• [Stored items]:
** start **

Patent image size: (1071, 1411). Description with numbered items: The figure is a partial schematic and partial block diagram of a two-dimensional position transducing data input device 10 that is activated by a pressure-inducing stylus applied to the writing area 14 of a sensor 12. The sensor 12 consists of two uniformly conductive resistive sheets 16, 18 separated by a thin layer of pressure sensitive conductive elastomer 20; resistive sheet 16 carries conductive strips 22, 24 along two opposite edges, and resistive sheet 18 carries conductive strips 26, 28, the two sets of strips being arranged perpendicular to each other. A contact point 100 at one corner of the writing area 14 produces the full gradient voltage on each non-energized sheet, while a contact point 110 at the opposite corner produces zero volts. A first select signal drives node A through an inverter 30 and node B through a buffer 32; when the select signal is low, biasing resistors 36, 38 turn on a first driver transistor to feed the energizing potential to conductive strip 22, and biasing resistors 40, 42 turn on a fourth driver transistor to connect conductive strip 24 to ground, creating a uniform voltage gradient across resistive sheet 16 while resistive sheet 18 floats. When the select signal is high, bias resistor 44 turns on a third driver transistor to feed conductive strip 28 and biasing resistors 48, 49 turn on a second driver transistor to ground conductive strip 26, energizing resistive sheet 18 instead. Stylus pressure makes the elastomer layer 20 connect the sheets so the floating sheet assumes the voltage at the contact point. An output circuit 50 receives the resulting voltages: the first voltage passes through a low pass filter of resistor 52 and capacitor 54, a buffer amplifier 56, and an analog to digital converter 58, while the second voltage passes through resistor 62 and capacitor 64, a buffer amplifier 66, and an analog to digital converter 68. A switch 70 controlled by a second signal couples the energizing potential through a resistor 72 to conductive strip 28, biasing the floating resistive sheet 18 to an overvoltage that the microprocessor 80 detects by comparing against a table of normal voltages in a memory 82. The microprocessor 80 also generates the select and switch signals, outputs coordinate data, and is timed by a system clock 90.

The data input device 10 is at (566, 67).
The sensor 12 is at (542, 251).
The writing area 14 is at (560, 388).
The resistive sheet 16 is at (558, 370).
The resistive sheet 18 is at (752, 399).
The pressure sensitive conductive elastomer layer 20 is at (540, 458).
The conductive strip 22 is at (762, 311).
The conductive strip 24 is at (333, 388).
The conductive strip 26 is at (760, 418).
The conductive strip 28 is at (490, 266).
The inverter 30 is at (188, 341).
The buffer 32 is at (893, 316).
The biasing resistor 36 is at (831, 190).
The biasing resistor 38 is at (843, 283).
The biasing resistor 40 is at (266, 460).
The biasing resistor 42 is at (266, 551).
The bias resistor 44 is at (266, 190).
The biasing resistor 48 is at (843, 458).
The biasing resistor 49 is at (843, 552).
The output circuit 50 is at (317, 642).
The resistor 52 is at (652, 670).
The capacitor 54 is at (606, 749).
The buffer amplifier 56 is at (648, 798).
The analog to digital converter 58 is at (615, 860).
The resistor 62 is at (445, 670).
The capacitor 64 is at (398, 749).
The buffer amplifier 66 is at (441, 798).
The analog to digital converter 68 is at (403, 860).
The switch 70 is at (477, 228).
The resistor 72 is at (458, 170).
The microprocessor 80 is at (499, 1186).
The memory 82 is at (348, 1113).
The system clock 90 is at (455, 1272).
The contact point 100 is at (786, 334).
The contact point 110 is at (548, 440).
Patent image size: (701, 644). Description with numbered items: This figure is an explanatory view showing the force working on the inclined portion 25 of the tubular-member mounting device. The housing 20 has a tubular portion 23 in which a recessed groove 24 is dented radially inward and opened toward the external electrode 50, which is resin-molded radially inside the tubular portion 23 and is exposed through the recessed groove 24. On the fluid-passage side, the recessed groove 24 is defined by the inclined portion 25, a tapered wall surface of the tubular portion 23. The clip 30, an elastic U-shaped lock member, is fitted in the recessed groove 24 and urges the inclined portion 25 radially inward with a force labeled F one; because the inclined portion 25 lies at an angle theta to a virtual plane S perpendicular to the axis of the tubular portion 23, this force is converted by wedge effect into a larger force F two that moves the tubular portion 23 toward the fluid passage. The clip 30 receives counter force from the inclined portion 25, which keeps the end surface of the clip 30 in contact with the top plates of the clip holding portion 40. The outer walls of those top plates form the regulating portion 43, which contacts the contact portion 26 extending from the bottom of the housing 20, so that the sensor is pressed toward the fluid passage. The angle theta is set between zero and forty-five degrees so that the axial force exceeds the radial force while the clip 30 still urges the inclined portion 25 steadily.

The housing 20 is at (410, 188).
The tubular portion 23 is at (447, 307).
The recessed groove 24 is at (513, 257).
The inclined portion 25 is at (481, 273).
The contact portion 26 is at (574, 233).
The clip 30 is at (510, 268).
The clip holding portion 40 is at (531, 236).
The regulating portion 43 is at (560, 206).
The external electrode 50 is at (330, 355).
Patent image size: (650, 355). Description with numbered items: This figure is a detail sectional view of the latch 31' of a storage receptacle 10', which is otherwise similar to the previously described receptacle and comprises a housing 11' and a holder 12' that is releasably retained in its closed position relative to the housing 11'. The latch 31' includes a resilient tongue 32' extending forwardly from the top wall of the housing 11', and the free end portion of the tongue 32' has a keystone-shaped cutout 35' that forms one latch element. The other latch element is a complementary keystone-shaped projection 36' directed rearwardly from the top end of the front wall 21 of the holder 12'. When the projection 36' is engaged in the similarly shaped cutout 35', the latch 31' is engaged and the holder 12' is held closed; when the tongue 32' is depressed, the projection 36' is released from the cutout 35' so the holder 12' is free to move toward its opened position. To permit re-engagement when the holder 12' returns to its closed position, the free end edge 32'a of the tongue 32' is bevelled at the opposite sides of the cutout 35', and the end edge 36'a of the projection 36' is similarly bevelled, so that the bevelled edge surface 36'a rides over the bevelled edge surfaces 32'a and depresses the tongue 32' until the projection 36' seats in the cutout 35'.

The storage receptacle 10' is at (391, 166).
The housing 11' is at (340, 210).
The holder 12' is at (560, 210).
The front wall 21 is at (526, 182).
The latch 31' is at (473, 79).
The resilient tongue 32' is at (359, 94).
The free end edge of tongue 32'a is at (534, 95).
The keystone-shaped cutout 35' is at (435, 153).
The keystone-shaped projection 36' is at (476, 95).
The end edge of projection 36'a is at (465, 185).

** end **

• [What needs to be done]: Copy verbatim the lines from the one containing "Patent image size: (701, 644)." through the one containing "The external electrode 50 is at (330, 355).", including both of those lines.

• [In response]:
Patent image size: (701, 644). Description with numbered items: This figure is an explanatory view showing the force working on the inclined portion 25 of the tubular-member mounting device. The housing 20 has a tubular portion 23 in which a recessed groove 24 is dented radially inward and opened toward the external electrode 50, which is resin-molded radially inside the tubular portion 23 and is exposed through the recessed groove 24. On the fluid-passage side, the recessed groove 24 is defined by the inclined portion 25, a tapered wall surface of the tubular portion 23. The clip 30, an elastic U-shaped lock member, is fitted in the recessed groove 24 and urges the inclined portion 25 radially inward with a force labeled F one; because the inclined portion 25 lies at an angle theta to a virtual plane S perpendicular to the axis of the tubular portion 23, this force is converted by wedge effect into a larger force F two that moves the tubular portion 23 toward the fluid passage. The clip 30 receives counter force from the inclined portion 25, which keeps the end surface of the clip 30 in contact with the top plates of the clip holding portion 40. The outer walls of those top plates form the regulating portion 43, which contacts the contact portion 26 extending from the bottom of the housing 20, so that the sensor is pressed toward the fluid passage. The angle theta is set between zero and forty-five degrees so that the axial force exceeds the radial force while the clip 30 still urges the inclined portion 25 steadily.

The housing 20 is at (410, 188).
The tubular portion 23 is at (447, 307).
The recessed groove 24 is at (513, 257).
The inclined portion 25 is at (481, 273).
The contact portion 26 is at (574, 233).
The clip 30 is at (510, 268).
The clip holding portion 40 is at (531, 236).
The regulating portion 43 is at (560, 206).
The external electrode 50 is at (330, 355).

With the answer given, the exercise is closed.